(Exercise objective):
Check each line of the entries below for the string "JSON"; copy every line where it appears.

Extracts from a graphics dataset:
^^^^
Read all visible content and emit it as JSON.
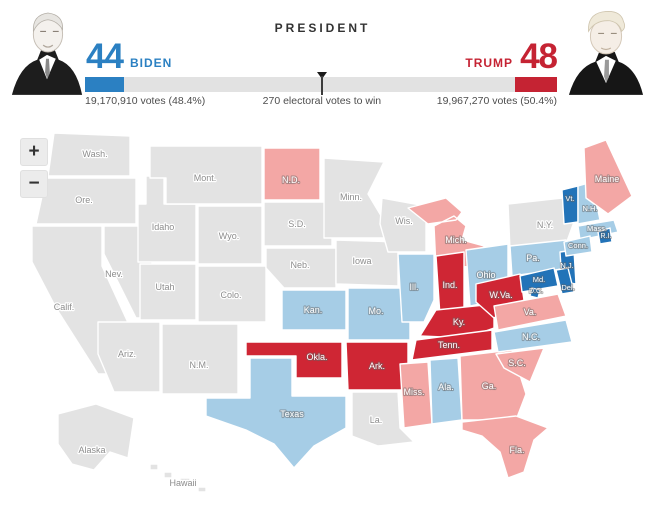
{
  "header": {
    "title": "PRESIDENT",
    "biden": {
      "name": "BIDEN",
      "electoral_votes": "44",
      "votes_caption": "19,170,910 votes (48.4%)",
      "color": "#2b80c2"
    },
    "trump": {
      "name": "TRUMP",
      "electoral_votes": "48",
      "votes_caption": "19,967,270 votes (50.4%)",
      "color": "#c52333"
    },
    "bar": {
      "total_ev": 538,
      "biden_ev": 44,
      "trump_ev": 48,
      "threshold_ev": 270,
      "threshold_caption": "270 electoral votes to win"
    }
  },
  "map": {
    "zoom_in_label": "+",
    "zoom_out_label": "−",
    "colors": {
      "none": "#e3e3e3",
      "dem_lead": "#a6cde6",
      "dem_solid": "#2273b8",
      "gop_lead": "#f3a7a5",
      "gop_solid": "#cf2634"
    },
    "states": [
      {
        "id": "wash",
        "label": "Wash.",
        "status": "none"
      },
      {
        "id": "ore",
        "label": "Ore.",
        "status": "none"
      },
      {
        "id": "calif",
        "label": "Calif.",
        "status": "none"
      },
      {
        "id": "nev",
        "label": "Nev.",
        "status": "none"
      },
      {
        "id": "idaho",
        "label": "Idaho",
        "status": "none"
      },
      {
        "id": "mont",
        "label": "Mont.",
        "status": "none"
      },
      {
        "id": "wyo",
        "label": "Wyo.",
        "status": "none"
      },
      {
        "id": "utah",
        "label": "Utah",
        "status": "none"
      },
      {
        "id": "colo",
        "label": "Colo.",
        "status": "none"
      },
      {
        "id": "ariz",
        "label": "Ariz.",
        "status": "none"
      },
      {
        "id": "nm",
        "label": "N.M.",
        "status": "none"
      },
      {
        "id": "nd",
        "label": "N.D.",
        "status": "gop_lead"
      },
      {
        "id": "sd",
        "label": "S.D.",
        "status": "none"
      },
      {
        "id": "neb",
        "label": "Neb.",
        "status": "none"
      },
      {
        "id": "kan",
        "label": "Kan.",
        "status": "dem_lead"
      },
      {
        "id": "okla",
        "label": "Okla.",
        "status": "gop_solid"
      },
      {
        "id": "texas",
        "label": "Texas",
        "status": "dem_lead"
      },
      {
        "id": "minn",
        "label": "Minn.",
        "status": "none"
      },
      {
        "id": "iowa",
        "label": "Iowa",
        "status": "none"
      },
      {
        "id": "wis",
        "label": "Wis.",
        "status": "none"
      },
      {
        "id": "mo",
        "label": "Mo.",
        "status": "dem_lead"
      },
      {
        "id": "ark",
        "label": "Ark.",
        "status": "gop_solid"
      },
      {
        "id": "la",
        "label": "La.",
        "status": "none"
      },
      {
        "id": "miss",
        "label": "Miss.",
        "status": "gop_lead"
      },
      {
        "id": "ala",
        "label": "Ala.",
        "status": "dem_lead"
      },
      {
        "id": "ga",
        "label": "Ga.",
        "status": "gop_lead"
      },
      {
        "id": "fla",
        "label": "Fla.",
        "status": "gop_lead"
      },
      {
        "id": "mich",
        "label": "Mich.",
        "status": "gop_lead"
      },
      {
        "id": "ill",
        "label": "Ill.",
        "status": "dem_lead"
      },
      {
        "id": "ind",
        "label": "Ind.",
        "status": "gop_solid"
      },
      {
        "id": "ohio",
        "label": "Ohio",
        "status": "dem_lead"
      },
      {
        "id": "ny",
        "label": "N.Y.",
        "status": "none"
      },
      {
        "id": "pa",
        "label": "Pa.",
        "status": "dem_lead"
      },
      {
        "id": "ky",
        "label": "Ky.",
        "status": "gop_solid"
      },
      {
        "id": "tenn",
        "label": "Tenn.",
        "status": "gop_solid"
      },
      {
        "id": "wva",
        "label": "W.Va.",
        "status": "gop_solid"
      },
      {
        "id": "va",
        "label": "Va.",
        "status": "gop_lead"
      },
      {
        "id": "nc",
        "label": "N.C.",
        "status": "dem_lead"
      },
      {
        "id": "sc",
        "label": "S.C.",
        "status": "gop_lead"
      },
      {
        "id": "nj",
        "label": "N.J.",
        "status": "dem_solid"
      },
      {
        "id": "md",
        "label": "Md.",
        "status": "dem_solid"
      },
      {
        "id": "de",
        "label": "Del.",
        "status": "dem_solid"
      },
      {
        "id": "dc",
        "label": "D.C.",
        "status": "dem_solid"
      },
      {
        "id": "vt",
        "label": "Vt.",
        "status": "dem_solid"
      },
      {
        "id": "nh",
        "label": "N.H.",
        "status": "dem_lead"
      },
      {
        "id": "mass",
        "label": "Mass.",
        "status": "dem_lead"
      },
      {
        "id": "ct",
        "label": "Conn.",
        "status": "dem_lead"
      },
      {
        "id": "ri",
        "label": "R.I.",
        "status": "dem_solid"
      },
      {
        "id": "maine",
        "label": "Maine",
        "status": "gop_lead"
      },
      {
        "id": "alaska",
        "label": "Alaska",
        "status": "none"
      },
      {
        "id": "hawaii",
        "label": "Hawaii",
        "status": "none"
      }
    ]
  }
}
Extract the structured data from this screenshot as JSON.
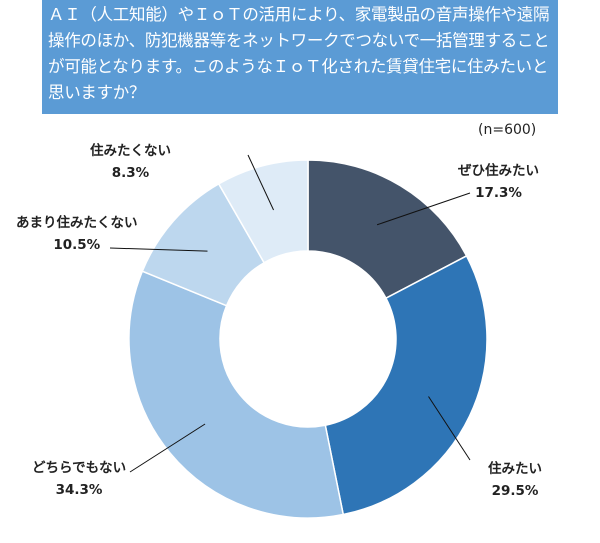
{
  "header": {
    "question": "ＡＩ（人工知能）やＩｏＴの活用により、家電製品の音声操作や遠隔操作のほか、防犯機器等をネットワークでつないで一括管理することが可能となります。このようなＩｏＴ化された賃貸住宅に住みたいと思いますか？"
  },
  "chart_data": {
    "type": "pie",
    "donut": true,
    "sample_size": "(n=600)",
    "categories": [
      "ぜひ住みたい",
      "住みたい",
      "どちらでもない",
      "あまり住みたくない",
      "住みたくない"
    ],
    "values": [
      17.3,
      29.5,
      34.3,
      10.5,
      8.3
    ],
    "value_labels": [
      "17.3%",
      "29.5%",
      "34.3%",
      "10.5%",
      "8.3%"
    ],
    "colors": [
      "#44546a",
      "#2e75b6",
      "#9dc3e6",
      "#bdd7ee",
      "#deebf7"
    ],
    "start": "top",
    "direction": "clockwise"
  }
}
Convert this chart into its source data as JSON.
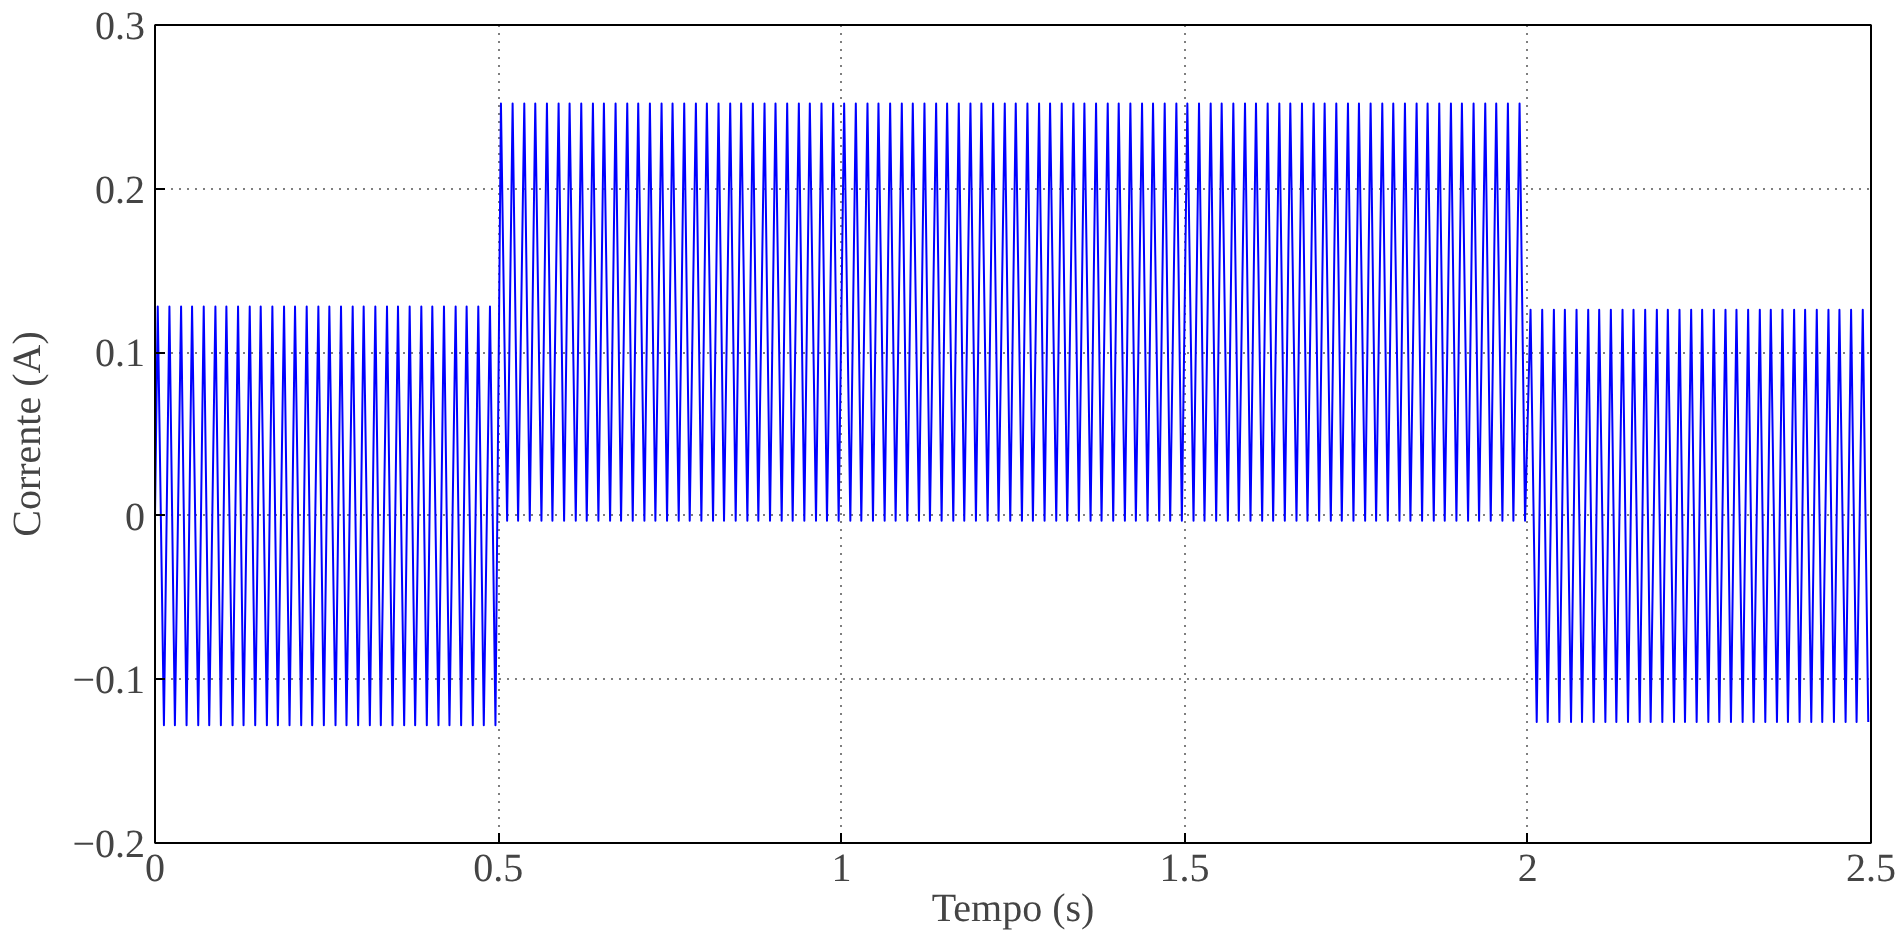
{
  "chart_data": {
    "type": "line",
    "xlabel": "Tempo (s)",
    "ylabel": "Corrente (A)",
    "xlim": [
      0,
      2.5
    ],
    "ylim": [
      -0.2,
      0.3
    ],
    "xticks": [
      0,
      0.5,
      1,
      1.5,
      2,
      2.5
    ],
    "yticks": [
      {
        "value": -0.2,
        "label": "−0.2"
      },
      {
        "value": -0.1,
        "label": "−0.1"
      },
      0,
      0.1,
      0.2,
      0.3
    ],
    "grid": true,
    "line_style": "solid",
    "series": [
      {
        "color": "#0000ff",
        "x": [
          0,
          0.004,
          0.013,
          0.021,
          0.029,
          0.038,
          0.046,
          0.054,
          0.063,
          0.071,
          0.079,
          0.088,
          0.096,
          0.104,
          0.113,
          0.121,
          0.129,
          0.138,
          0.146,
          0.154,
          0.163,
          0.171,
          0.179,
          0.188,
          0.196,
          0.204,
          0.213,
          0.221,
          0.229,
          0.238,
          0.246,
          0.254,
          0.263,
          0.271,
          0.279,
          0.288,
          0.296,
          0.304,
          0.313,
          0.321,
          0.329,
          0.338,
          0.346,
          0.354,
          0.363,
          0.371,
          0.379,
          0.388,
          0.396,
          0.404,
          0.413,
          0.421,
          0.429,
          0.438,
          0.446,
          0.454,
          0.463,
          0.471,
          0.479,
          0.488,
          0.496,
          0.504,
          0.513,
          0.521,
          0.529,
          0.538,
          0.546,
          0.554,
          0.563,
          0.571,
          0.579,
          0.588,
          0.596,
          0.604,
          0.613,
          0.621,
          0.629,
          0.638,
          0.646,
          0.654,
          0.663,
          0.671,
          0.679,
          0.688,
          0.696,
          0.704,
          0.713,
          0.721,
          0.729,
          0.738,
          0.746,
          0.754,
          0.763,
          0.771,
          0.779,
          0.788,
          0.796,
          0.804,
          0.813,
          0.821,
          0.829,
          0.838,
          0.846,
          0.854,
          0.863,
          0.871,
          0.879,
          0.888,
          0.896,
          0.904,
          0.913,
          0.921,
          0.929,
          0.938,
          0.946,
          0.954,
          0.963,
          0.971,
          0.979,
          0.988,
          0.996,
          1.004,
          1.013,
          1.021,
          1.029,
          1.038,
          1.046,
          1.054,
          1.063,
          1.071,
          1.079,
          1.088,
          1.096,
          1.104,
          1.113,
          1.121,
          1.129,
          1.138,
          1.146,
          1.154,
          1.163,
          1.171,
          1.179,
          1.188,
          1.196,
          1.204,
          1.213,
          1.221,
          1.229,
          1.238,
          1.246,
          1.254,
          1.263,
          1.271,
          1.279,
          1.288,
          1.296,
          1.304,
          1.313,
          1.321,
          1.329,
          1.338,
          1.346,
          1.354,
          1.363,
          1.371,
          1.379,
          1.388,
          1.396,
          1.404,
          1.413,
          1.421,
          1.429,
          1.438,
          1.446,
          1.454,
          1.463,
          1.471,
          1.479,
          1.488,
          1.496,
          1.504,
          1.513,
          1.521,
          1.529,
          1.538,
          1.546,
          1.554,
          1.563,
          1.571,
          1.579,
          1.588,
          1.596,
          1.604,
          1.613,
          1.621,
          1.629,
          1.638,
          1.646,
          1.654,
          1.663,
          1.671,
          1.679,
          1.688,
          1.696,
          1.704,
          1.713,
          1.721,
          1.729,
          1.738,
          1.746,
          1.754,
          1.763,
          1.771,
          1.779,
          1.788,
          1.796,
          1.804,
          1.813,
          1.821,
          1.829,
          1.838,
          1.846,
          1.854,
          1.863,
          1.871,
          1.879,
          1.888,
          1.896,
          1.904,
          1.913,
          1.921,
          1.929,
          1.938,
          1.946,
          1.954,
          1.963,
          1.971,
          1.979,
          1.988,
          1.996,
          2.004,
          2.013,
          2.021,
          2.029,
          2.038,
          2.046,
          2.054,
          2.063,
          2.071,
          2.079,
          2.088,
          2.096,
          2.104,
          2.113,
          2.121,
          2.129,
          2.138,
          2.146,
          2.154,
          2.163,
          2.171,
          2.179,
          2.188,
          2.196,
          2.204,
          2.213,
          2.221,
          2.229,
          2.238,
          2.246,
          2.254,
          2.263,
          2.271,
          2.279,
          2.288,
          2.296,
          2.304,
          2.313,
          2.321,
          2.329,
          2.338,
          2.346,
          2.354,
          2.363,
          2.371,
          2.379,
          2.388,
          2.396,
          2.404,
          2.413,
          2.421,
          2.429,
          2.438,
          2.446,
          2.454,
          2.463,
          2.471,
          2.479,
          2.488,
          2.496
        ],
        "values": [
          0,
          0.128,
          -0.128,
          0.128,
          -0.128,
          0.128,
          -0.128,
          0.128,
          -0.128,
          0.128,
          -0.128,
          0.128,
          -0.128,
          0.128,
          -0.128,
          0.128,
          -0.128,
          0.128,
          -0.128,
          0.128,
          -0.128,
          0.128,
          -0.128,
          0.128,
          -0.128,
          0.128,
          -0.128,
          0.128,
          -0.128,
          0.128,
          -0.128,
          0.128,
          -0.128,
          0.128,
          -0.128,
          0.128,
          -0.128,
          0.128,
          -0.128,
          0.128,
          -0.128,
          0.128,
          -0.128,
          0.128,
          -0.128,
          0.128,
          -0.128,
          0.128,
          -0.128,
          0.128,
          -0.128,
          0.128,
          -0.128,
          0.128,
          -0.128,
          0.128,
          -0.128,
          0.128,
          -0.128,
          0.128,
          -0.128,
          0.252,
          -0.003,
          0.252,
          -0.003,
          0.252,
          -0.003,
          0.252,
          -0.003,
          0.252,
          -0.003,
          0.252,
          -0.003,
          0.252,
          -0.003,
          0.252,
          -0.003,
          0.252,
          -0.003,
          0.252,
          -0.003,
          0.252,
          -0.003,
          0.252,
          -0.003,
          0.252,
          -0.003,
          0.252,
          -0.003,
          0.252,
          -0.003,
          0.252,
          -0.003,
          0.252,
          -0.003,
          0.252,
          -0.003,
          0.252,
          -0.003,
          0.252,
          -0.003,
          0.252,
          -0.003,
          0.252,
          -0.003,
          0.252,
          -0.003,
          0.252,
          -0.003,
          0.252,
          -0.003,
          0.252,
          -0.003,
          0.252,
          -0.003,
          0.252,
          -0.003,
          0.252,
          -0.003,
          0.252,
          -0.003,
          0.252,
          -0.003,
          0.252,
          -0.003,
          0.252,
          -0.003,
          0.252,
          -0.003,
          0.252,
          -0.003,
          0.252,
          -0.003,
          0.252,
          -0.003,
          0.252,
          -0.003,
          0.252,
          -0.003,
          0.252,
          -0.003,
          0.252,
          -0.003,
          0.252,
          -0.003,
          0.252,
          -0.003,
          0.252,
          -0.003,
          0.252,
          -0.003,
          0.252,
          -0.003,
          0.252,
          -0.003,
          0.252,
          -0.003,
          0.252,
          -0.003,
          0.252,
          -0.003,
          0.252,
          -0.003,
          0.252,
          -0.003,
          0.252,
          -0.003,
          0.252,
          -0.003,
          0.252,
          -0.003,
          0.252,
          -0.003,
          0.252,
          -0.003,
          0.252,
          -0.003,
          0.252,
          -0.003,
          0.252,
          -0.003,
          0.252,
          -0.003,
          0.252,
          -0.003,
          0.252,
          -0.003,
          0.252,
          -0.003,
          0.252,
          -0.003,
          0.252,
          -0.003,
          0.252,
          -0.003,
          0.252,
          -0.003,
          0.252,
          -0.003,
          0.252,
          -0.003,
          0.252,
          -0.003,
          0.252,
          -0.003,
          0.252,
          -0.003,
          0.252,
          -0.003,
          0.252,
          -0.003,
          0.252,
          -0.003,
          0.252,
          -0.003,
          0.252,
          -0.003,
          0.252,
          -0.003,
          0.252,
          -0.003,
          0.252,
          -0.003,
          0.252,
          -0.003,
          0.252,
          -0.003,
          0.252,
          -0.003,
          0.252,
          -0.003,
          0.252,
          -0.003,
          0.252,
          -0.003,
          0.252,
          -0.003,
          0.252,
          -0.003,
          0.252,
          -0.003,
          0.126,
          -0.126,
          0.126,
          -0.126,
          0.126,
          -0.126,
          0.126,
          -0.126,
          0.126,
          -0.126,
          0.126,
          -0.126,
          0.126,
          -0.126,
          0.126,
          -0.126,
          0.126,
          -0.126,
          0.126,
          -0.126,
          0.126,
          -0.126,
          0.126,
          -0.126,
          0.126,
          -0.126,
          0.126,
          -0.126,
          0.126,
          -0.126,
          0.126,
          -0.126,
          0.126,
          -0.126,
          0.126,
          -0.126,
          0.126,
          -0.126,
          0.126,
          -0.126,
          0.126,
          -0.126,
          0.126,
          -0.126,
          0.126,
          -0.126,
          0.126,
          -0.126,
          0.126,
          -0.126,
          0.126,
          -0.126,
          0.126,
          -0.126,
          0.126,
          -0.126,
          0.126,
          -0.126,
          0.126,
          -0.126
        ]
      }
    ]
  }
}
^^^^
(Answer to this exercise):
Read all visible content and emit it as JSON.
Extract the structured data from this screenshot as JSON.
Convert this chart into its source data as JSON.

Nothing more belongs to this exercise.